Return the entries below in their exact form, leaving the pictures out.

[Data excerpts]
******

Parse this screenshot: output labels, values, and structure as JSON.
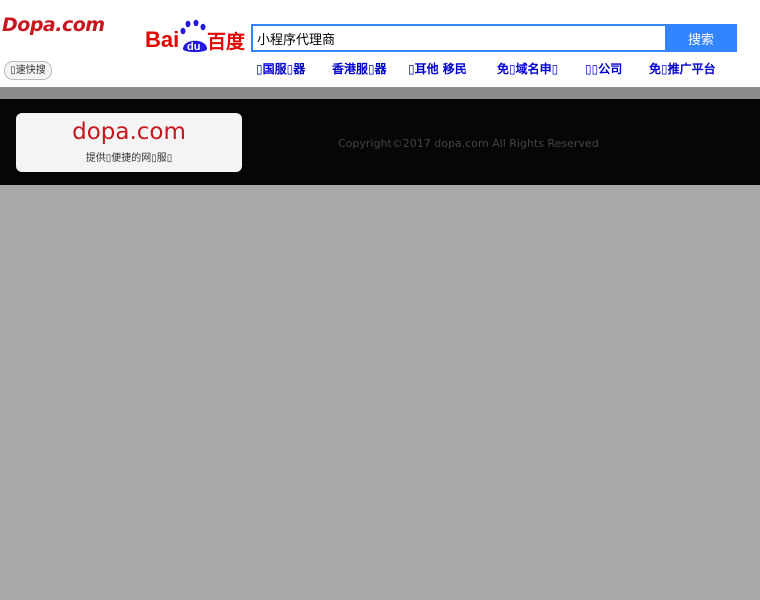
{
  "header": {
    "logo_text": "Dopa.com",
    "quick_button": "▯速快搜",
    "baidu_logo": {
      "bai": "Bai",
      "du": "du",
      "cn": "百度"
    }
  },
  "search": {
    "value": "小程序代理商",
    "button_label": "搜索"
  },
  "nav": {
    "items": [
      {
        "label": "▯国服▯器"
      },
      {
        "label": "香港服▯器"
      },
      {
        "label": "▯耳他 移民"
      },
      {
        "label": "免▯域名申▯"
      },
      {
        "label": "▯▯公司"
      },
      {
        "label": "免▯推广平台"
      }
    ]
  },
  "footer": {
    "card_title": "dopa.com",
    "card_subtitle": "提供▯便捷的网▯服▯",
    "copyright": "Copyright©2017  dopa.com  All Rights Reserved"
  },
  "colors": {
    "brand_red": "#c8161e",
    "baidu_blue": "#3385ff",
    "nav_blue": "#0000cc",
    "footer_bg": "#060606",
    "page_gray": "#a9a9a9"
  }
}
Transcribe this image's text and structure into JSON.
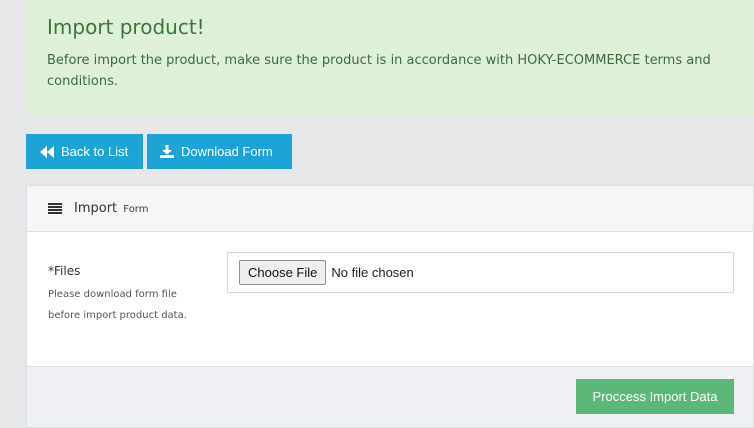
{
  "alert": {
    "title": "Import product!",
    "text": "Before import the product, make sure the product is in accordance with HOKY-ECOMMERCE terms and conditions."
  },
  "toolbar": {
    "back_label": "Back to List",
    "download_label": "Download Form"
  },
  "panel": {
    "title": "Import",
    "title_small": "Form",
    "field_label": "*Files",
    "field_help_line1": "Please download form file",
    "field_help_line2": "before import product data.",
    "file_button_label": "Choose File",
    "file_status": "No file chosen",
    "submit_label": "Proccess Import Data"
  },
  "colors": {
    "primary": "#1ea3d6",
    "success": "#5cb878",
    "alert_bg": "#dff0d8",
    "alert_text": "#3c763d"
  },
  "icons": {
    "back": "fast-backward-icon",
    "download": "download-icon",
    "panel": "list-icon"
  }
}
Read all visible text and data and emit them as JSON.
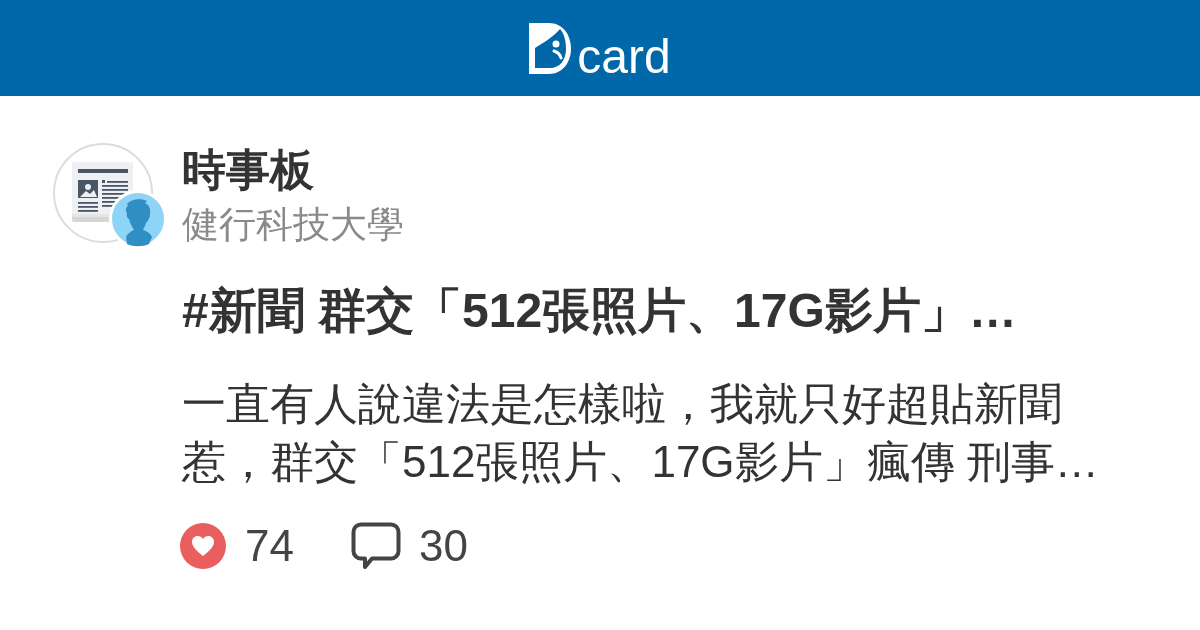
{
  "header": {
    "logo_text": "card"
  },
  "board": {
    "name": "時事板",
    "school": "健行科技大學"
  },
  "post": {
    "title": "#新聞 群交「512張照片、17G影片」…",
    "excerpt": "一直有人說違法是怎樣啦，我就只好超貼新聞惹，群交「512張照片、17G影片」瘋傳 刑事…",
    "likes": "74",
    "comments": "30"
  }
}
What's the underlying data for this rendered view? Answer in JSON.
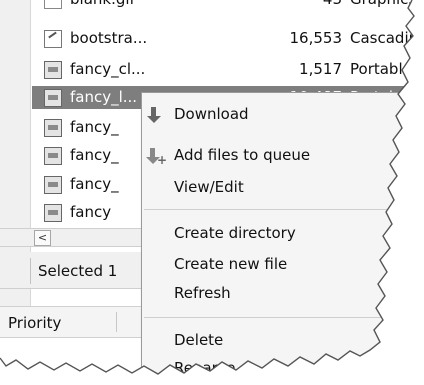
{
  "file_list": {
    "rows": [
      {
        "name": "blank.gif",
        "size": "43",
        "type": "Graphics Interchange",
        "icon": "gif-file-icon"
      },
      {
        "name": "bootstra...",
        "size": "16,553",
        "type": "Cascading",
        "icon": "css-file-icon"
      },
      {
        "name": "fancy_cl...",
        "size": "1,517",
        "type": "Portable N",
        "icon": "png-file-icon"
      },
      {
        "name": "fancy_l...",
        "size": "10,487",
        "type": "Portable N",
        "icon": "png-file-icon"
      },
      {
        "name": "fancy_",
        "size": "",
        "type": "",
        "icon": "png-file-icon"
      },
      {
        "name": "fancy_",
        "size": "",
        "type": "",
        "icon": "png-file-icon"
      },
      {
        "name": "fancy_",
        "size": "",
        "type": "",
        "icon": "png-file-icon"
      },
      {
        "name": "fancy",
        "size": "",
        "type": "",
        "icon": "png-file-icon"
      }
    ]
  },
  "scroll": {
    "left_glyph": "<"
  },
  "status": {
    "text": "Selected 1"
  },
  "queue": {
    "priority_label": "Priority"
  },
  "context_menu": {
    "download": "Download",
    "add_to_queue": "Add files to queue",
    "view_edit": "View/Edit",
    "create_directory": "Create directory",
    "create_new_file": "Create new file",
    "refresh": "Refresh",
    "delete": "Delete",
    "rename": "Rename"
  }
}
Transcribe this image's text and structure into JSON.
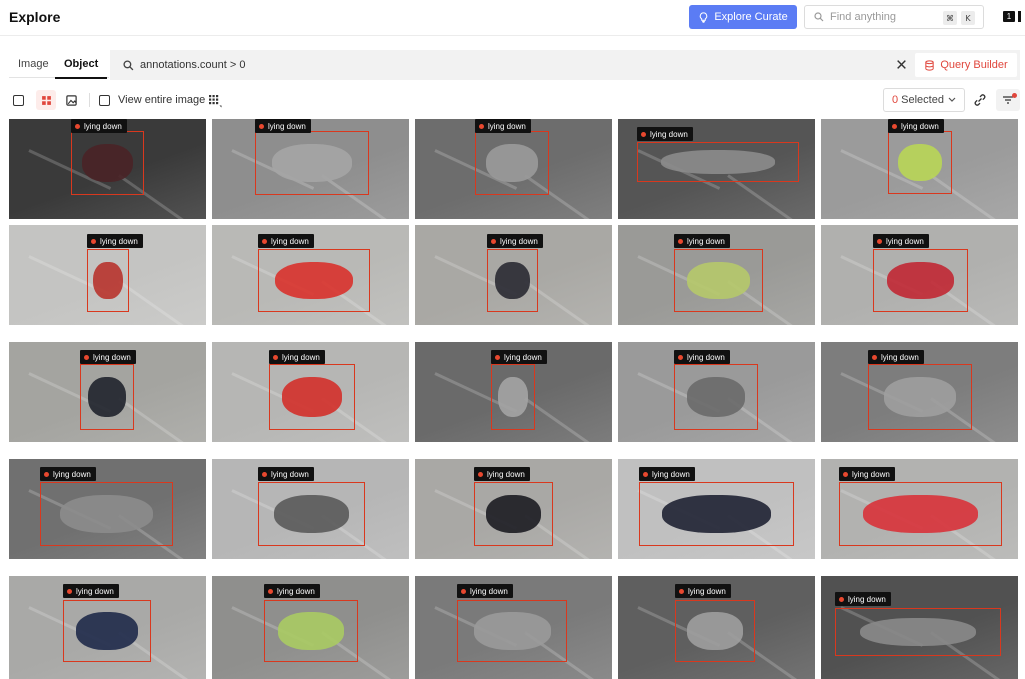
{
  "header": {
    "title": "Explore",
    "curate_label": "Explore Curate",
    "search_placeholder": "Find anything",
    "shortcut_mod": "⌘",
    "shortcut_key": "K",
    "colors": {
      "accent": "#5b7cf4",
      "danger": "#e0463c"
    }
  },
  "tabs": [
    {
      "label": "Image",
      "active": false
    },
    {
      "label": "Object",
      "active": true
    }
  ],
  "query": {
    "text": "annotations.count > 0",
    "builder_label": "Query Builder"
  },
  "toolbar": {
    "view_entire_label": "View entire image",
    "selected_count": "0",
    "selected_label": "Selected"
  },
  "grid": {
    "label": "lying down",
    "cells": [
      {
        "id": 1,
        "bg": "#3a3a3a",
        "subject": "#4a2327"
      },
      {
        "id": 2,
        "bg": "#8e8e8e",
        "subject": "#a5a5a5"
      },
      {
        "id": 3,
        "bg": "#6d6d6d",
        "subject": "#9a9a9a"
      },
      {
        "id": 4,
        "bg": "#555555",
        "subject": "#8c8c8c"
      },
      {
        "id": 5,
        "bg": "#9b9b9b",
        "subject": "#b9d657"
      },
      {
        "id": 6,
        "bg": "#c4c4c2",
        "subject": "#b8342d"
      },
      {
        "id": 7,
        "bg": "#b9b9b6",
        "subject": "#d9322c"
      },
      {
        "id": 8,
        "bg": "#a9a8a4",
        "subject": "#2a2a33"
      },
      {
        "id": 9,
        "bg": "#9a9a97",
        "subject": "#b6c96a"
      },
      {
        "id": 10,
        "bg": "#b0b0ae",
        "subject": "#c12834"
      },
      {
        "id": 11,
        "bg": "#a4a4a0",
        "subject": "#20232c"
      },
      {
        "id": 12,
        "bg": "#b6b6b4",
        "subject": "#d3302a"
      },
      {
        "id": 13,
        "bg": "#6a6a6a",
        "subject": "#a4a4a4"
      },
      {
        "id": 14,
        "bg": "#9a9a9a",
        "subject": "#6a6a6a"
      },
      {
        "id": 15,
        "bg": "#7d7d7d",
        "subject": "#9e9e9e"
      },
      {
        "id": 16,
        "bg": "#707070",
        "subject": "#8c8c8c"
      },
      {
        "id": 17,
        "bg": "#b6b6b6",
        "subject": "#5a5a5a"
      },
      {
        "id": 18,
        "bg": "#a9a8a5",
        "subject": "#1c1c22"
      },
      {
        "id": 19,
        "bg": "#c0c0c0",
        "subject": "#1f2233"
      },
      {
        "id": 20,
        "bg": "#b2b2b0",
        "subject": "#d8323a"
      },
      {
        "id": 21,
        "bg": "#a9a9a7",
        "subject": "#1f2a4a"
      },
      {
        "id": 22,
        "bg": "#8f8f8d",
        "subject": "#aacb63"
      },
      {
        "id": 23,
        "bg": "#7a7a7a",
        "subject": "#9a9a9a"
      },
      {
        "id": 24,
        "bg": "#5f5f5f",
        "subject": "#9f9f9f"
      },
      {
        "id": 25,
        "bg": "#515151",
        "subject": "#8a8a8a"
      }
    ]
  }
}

******

Solution below
Parse this screenshot: output labels, values, and structure as JSON.
{
  "header": {
    "logo_text": "Dopa.com",
    "quick_button": "▯速快搜",
    "baidu_logo": {
      "bai": "Bai",
      "du": "du",
      "cn": "百度"
    }
  },
  "search": {
    "value": "小程序代理商",
    "button_label": "搜索"
  },
  "nav": {
    "items": [
      {
        "label": "▯国服▯器"
      },
      {
        "label": "香港服▯器"
      },
      {
        "label": "▯耳他 移民"
      },
      {
        "label": "免▯域名申▯"
      },
      {
        "label": "▯▯公司"
      },
      {
        "label": "免▯推广平台"
      }
    ]
  },
  "footer": {
    "card_title": "dopa.com",
    "card_subtitle": "提供▯便捷的网▯服▯",
    "copyright": "Copyright©2017  dopa.com  All Rights Reserved"
  },
  "colors": {
    "brand_red": "#c8161e",
    "baidu_blue": "#3385ff",
    "nav_blue": "#0000cc",
    "footer_bg": "#060606",
    "page_gray": "#a9a9a9"
  }
}
Transcribe this image's text and structure into JSON.
{
  "alert": {
    "title": "Import product!",
    "text": "Before import the product, make sure the product is in accordance with HOKY-ECOMMERCE terms and conditions."
  },
  "toolbar": {
    "back_label": "Back to List",
    "download_label": "Download Form"
  },
  "panel": {
    "title": "Import",
    "title_small": "Form",
    "field_label": "*Files",
    "field_help_line1": "Please download form file",
    "field_help_line2": "before import product data.",
    "file_button_label": "Choose File",
    "file_status": "No file chosen",
    "submit_label": "Proccess Import Data"
  },
  "colors": {
    "primary": "#1ea3d6",
    "success": "#5cb878",
    "alert_bg": "#dff0d8",
    "alert_text": "#3c763d"
  },
  "icons": {
    "back": "fast-backward-icon",
    "download": "download-icon",
    "panel": "list-icon"
  }
}
Read all visible text and data and emit them as JSON.
{
  "header": {
    "logo_text": "card"
  },
  "board": {
    "name": "時事板",
    "school": "健行科技大學"
  },
  "post": {
    "title": "#新聞 群交「512張照片、17G影片」…",
    "excerpt": "一直有人說違法是怎樣啦，我就只好超貼新聞惹，群交「512張照片、17G影片」瘋傳 刑事…",
    "likes": "74",
    "comments": "30"
  }
}
What's the underlying data for this rendered view? Answer in JSON.
{
  "file_list": {
    "rows": [
      {
        "name": "blank.gif",
        "size": "43",
        "type": "Graphics Interchange",
        "icon": "gif-file-icon"
      },
      {
        "name": "bootstra...",
        "size": "16,553",
        "type": "Cascading",
        "icon": "css-file-icon"
      },
      {
        "name": "fancy_cl...",
        "size": "1,517",
        "type": "Portable N",
        "icon": "png-file-icon"
      },
      {
        "name": "fancy_l...",
        "size": "10,487",
        "type": "Portable N",
        "icon": "png-file-icon"
      },
      {
        "name": "fancy_",
        "size": "",
        "type": "",
        "icon": "png-file-icon"
      },
      {
        "name": "fancy_",
        "size": "",
        "type": "",
        "icon": "png-file-icon"
      },
      {
        "name": "fancy_",
        "size": "",
        "type": "",
        "icon": "png-file-icon"
      },
      {
        "name": "fancy",
        "size": "",
        "type": "",
        "icon": "png-file-icon"
      }
    ]
  },
  "scroll": {
    "left_glyph": "<"
  },
  "status": {
    "text": "Selected 1"
  },
  "queue": {
    "priority_label": "Priority"
  },
  "context_menu": {
    "download": "Download",
    "add_to_queue": "Add files to queue",
    "view_edit": "View/Edit",
    "create_directory": "Create directory",
    "create_new_file": "Create new file",
    "refresh": "Refresh",
    "delete": "Delete",
    "rename": "Rename"
  }
}
Transcribe this image's text and structure into JSON.
{
  "header": {
    "title": "Explore",
    "curate_label": "Explore Curate",
    "search_placeholder": "Find anything",
    "shortcut_mod": "⌘",
    "shortcut_key": "K",
    "colors": {
      "accent": "#5b7cf4",
      "danger": "#e0463c"
    }
  },
  "tabs": [
    {
      "label": "Image",
      "active": false
    },
    {
      "label": "Object",
      "active": true
    }
  ],
  "query": {
    "text": "annotations.count > 0",
    "builder_label": "Query Builder"
  },
  "toolbar": {
    "view_entire_label": "View entire image",
    "selected_count": "0",
    "selected_label": "Selected"
  },
  "grid": {
    "label": "lying down",
    "cells": [
      {
        "id": 1,
        "bg": "#3a3a3a",
        "subject": "#4a2327"
      },
      {
        "id": 2,
        "bg": "#8e8e8e",
        "subject": "#a5a5a5"
      },
      {
        "id": 3,
        "bg": "#6d6d6d",
        "subject": "#9a9a9a"
      },
      {
        "id": 4,
        "bg": "#555555",
        "subject": "#8c8c8c"
      },
      {
        "id": 5,
        "bg": "#9b9b9b",
        "subject": "#b9d657"
      },
      {
        "id": 6,
        "bg": "#c4c4c2",
        "subject": "#b8342d"
      },
      {
        "id": 7,
        "bg": "#b9b9b6",
        "subject": "#d9322c"
      },
      {
        "id": 8,
        "bg": "#a9a8a4",
        "subject": "#2a2a33"
      },
      {
        "id": 9,
        "bg": "#9a9a97",
        "subject": "#b6c96a"
      },
      {
        "id": 10,
        "bg": "#b0b0ae",
        "subject": "#c12834"
      },
      {
        "id": 11,
        "bg": "#a4a4a0",
        "subject": "#20232c"
      },
      {
        "id": 12,
        "bg": "#b6b6b4",
        "subject": "#d3302a"
      },
      {
        "id": 13,
        "bg": "#6a6a6a",
        "subject": "#a4a4a4"
      },
      {
        "id": 14,
        "bg": "#9a9a9a",
        "subject": "#6a6a6a"
      },
      {
        "id": 15,
        "bg": "#7d7d7d",
        "subject": "#9e9e9e"
      },
      {
        "id": 16,
        "bg": "#707070",
        "subject": "#8c8c8c"
      },
      {
        "id": 17,
        "bg": "#b6b6b6",
        "subject": "#5a5a5a"
      },
      {
        "id": 18,
        "bg": "#a9a8a5",
        "subject": "#1c1c22"
      },
      {
        "id": 19,
        "bg": "#c0c0c0",
        "subject": "#1f2233"
      },
      {
        "id": 20,
        "bg": "#b2b2b0",
        "subject": "#d8323a"
      },
      {
        "id": 21,
        "bg": "#a9a9a7",
        "subject": "#1f2a4a"
      },
      {
        "id": 22,
        "bg": "#8f8f8d",
        "subject": "#aacb63"
      },
      {
        "id": 23,
        "bg": "#7a7a7a",
        "subject": "#9a9a9a"
      },
      {
        "id": 24,
        "bg": "#5f5f5f",
        "subject": "#9f9f9f"
      },
      {
        "id": 25,
        "bg": "#515151",
        "subject": "#8a8a8a"
      }
    ]
  }
}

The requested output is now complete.